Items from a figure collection
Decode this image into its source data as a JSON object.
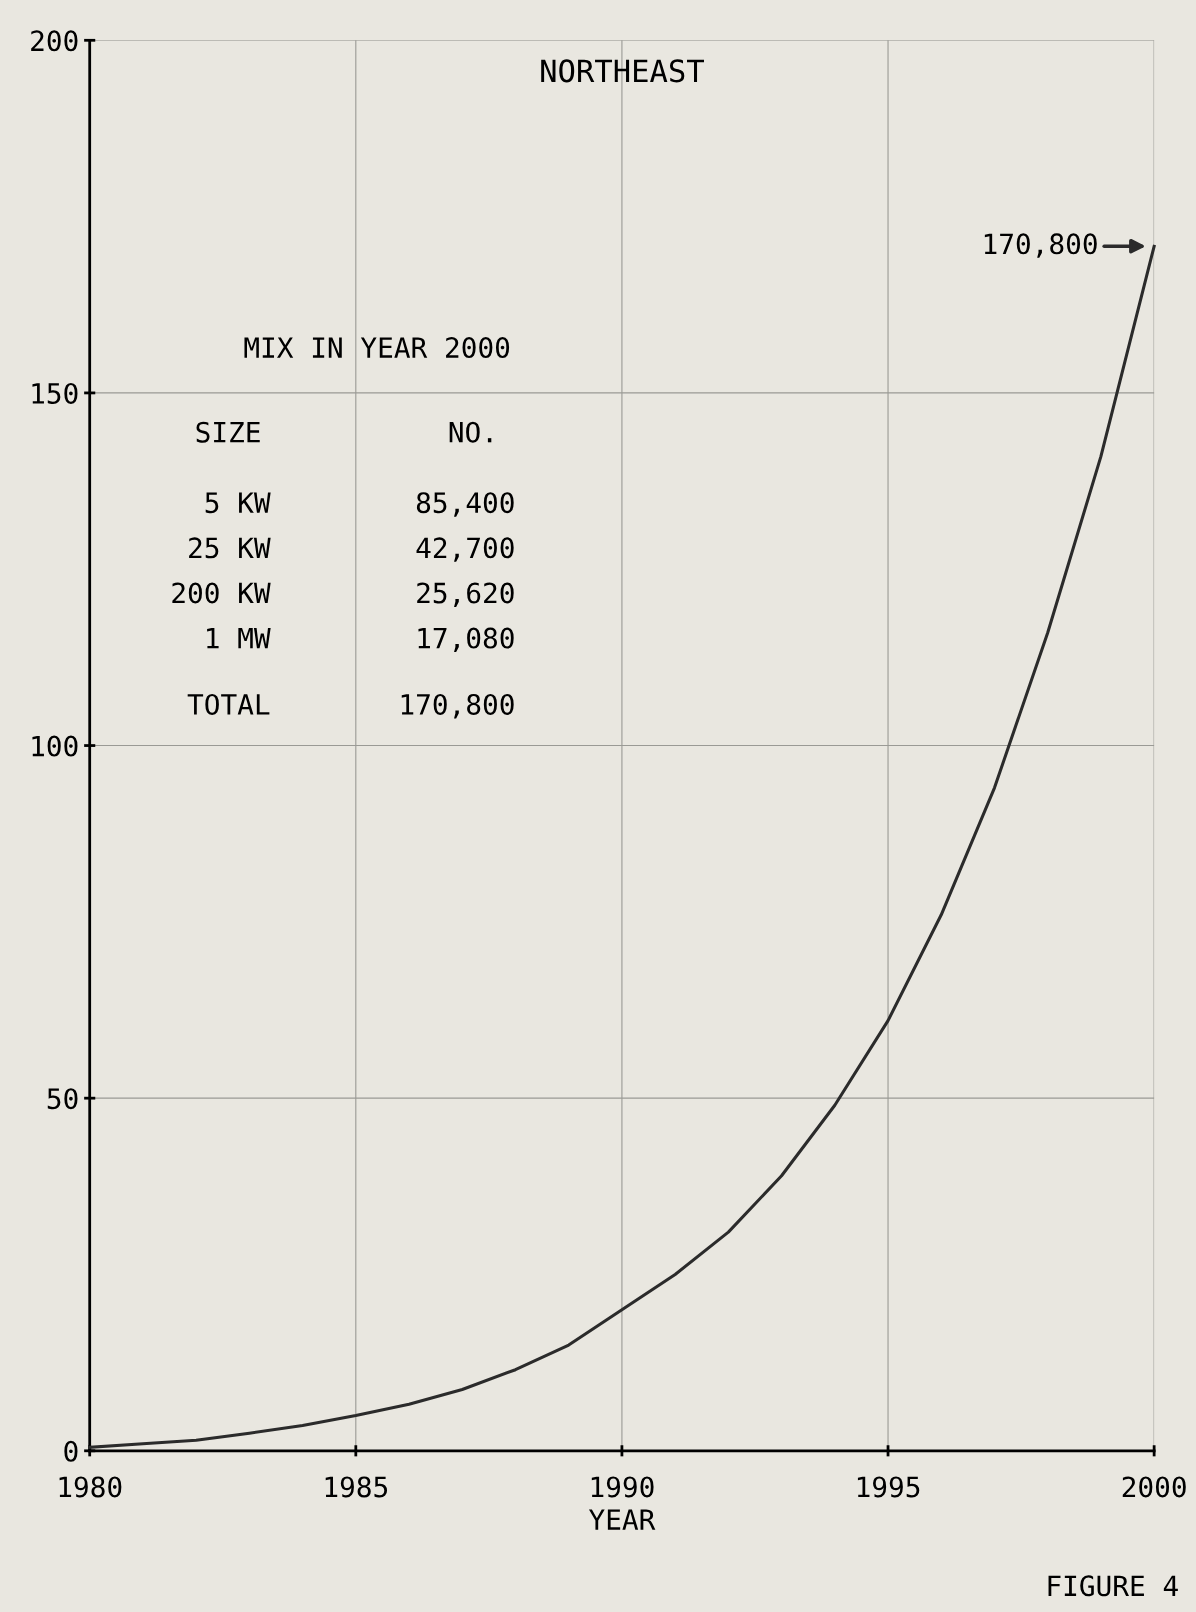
{
  "chart_data": {
    "type": "line",
    "title": "NORTHEAST",
    "xlabel": "YEAR",
    "x": [
      1980,
      1981,
      1982,
      1983,
      1984,
      1985,
      1986,
      1987,
      1988,
      1989,
      1990,
      1991,
      1992,
      1993,
      1994,
      1995,
      1996,
      1997,
      1998,
      1999,
      2000
    ],
    "series": [
      {
        "color": "#2b2b2b",
        "values": [
          0.5,
          1,
          1.5,
          2.5,
          3.6,
          5,
          6.6,
          8.7,
          11.5,
          15,
          20,
          25,
          31,
          39,
          49,
          61,
          76,
          94,
          116,
          141,
          170.8
        ]
      }
    ],
    "xlim": [
      1980,
      2000
    ],
    "ylim": [
      0,
      200
    ],
    "xticks": [
      1980,
      1985,
      1990,
      1995,
      2000
    ],
    "yticks": [
      0,
      50,
      100,
      150,
      200
    ],
    "grid": true,
    "marker": "none",
    "line_style": "solid",
    "annotations": [
      {
        "text": "170,800",
        "x": 2000,
        "y": 170.8
      },
      "MIX IN YEAR 2000",
      "SIZE",
      "NO.",
      "5 KW",
      "85,400",
      "25 KW",
      "42,700",
      "200 KW",
      "25,620",
      "1 MW",
      "17,080",
      "TOTAL",
      "170,800",
      "FIGURE 4"
    ]
  }
}
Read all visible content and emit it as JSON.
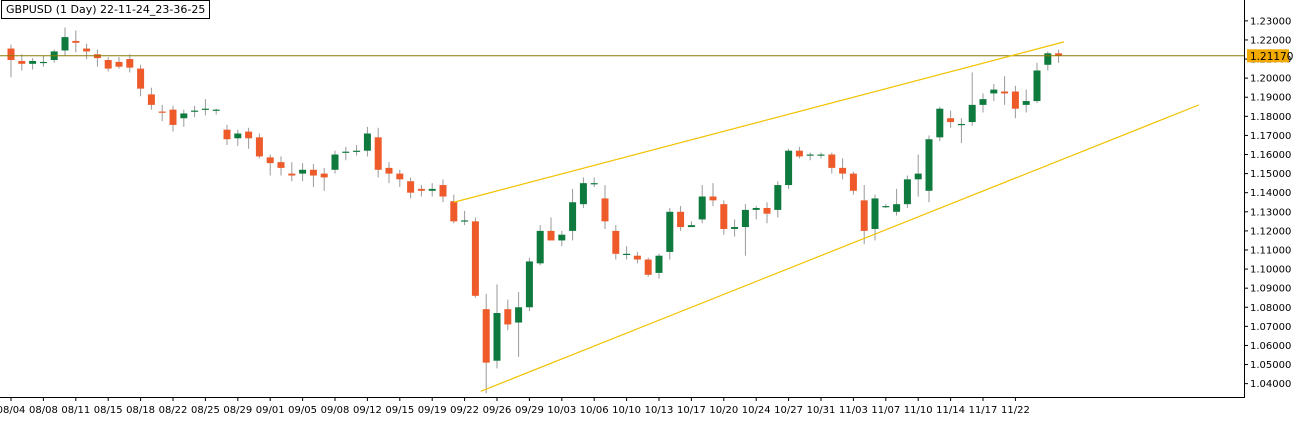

*Set task*: Exclude the pictures. Write out the remaining data exactly.

*Full solution*:
Decode this image into its source data as a JSON object.
{
  "chart_data": {
    "type": "line",
    "title": "NORTHEAST",
    "xlabel": "YEAR",
    "x": [
      1980,
      1981,
      1982,
      1983,
      1984,
      1985,
      1986,
      1987,
      1988,
      1989,
      1990,
      1991,
      1992,
      1993,
      1994,
      1995,
      1996,
      1997,
      1998,
      1999,
      2000
    ],
    "series": [
      {
        "color": "#2b2b2b",
        "values": [
          0.5,
          1,
          1.5,
          2.5,
          3.6,
          5,
          6.6,
          8.7,
          11.5,
          15,
          20,
          25,
          31,
          39,
          49,
          61,
          76,
          94,
          116,
          141,
          170.8
        ]
      }
    ],
    "xlim": [
      1980,
      2000
    ],
    "ylim": [
      0,
      200
    ],
    "xticks": [
      1980,
      1985,
      1990,
      1995,
      2000
    ],
    "yticks": [
      0,
      50,
      100,
      150,
      200
    ],
    "grid": true,
    "marker": "none",
    "line_style": "solid",
    "annotations": [
      {
        "text": "170,800",
        "x": 2000,
        "y": 170.8
      },
      "MIX IN YEAR 2000",
      "SIZE",
      "NO.",
      "5 KW",
      "85,400",
      "25 KW",
      "42,700",
      "200 KW",
      "25,620",
      "1 MW",
      "17,080",
      "TOTAL",
      "170,800",
      "FIGURE 4"
    ]
  }
}
Read all visible content and emit it as JSON.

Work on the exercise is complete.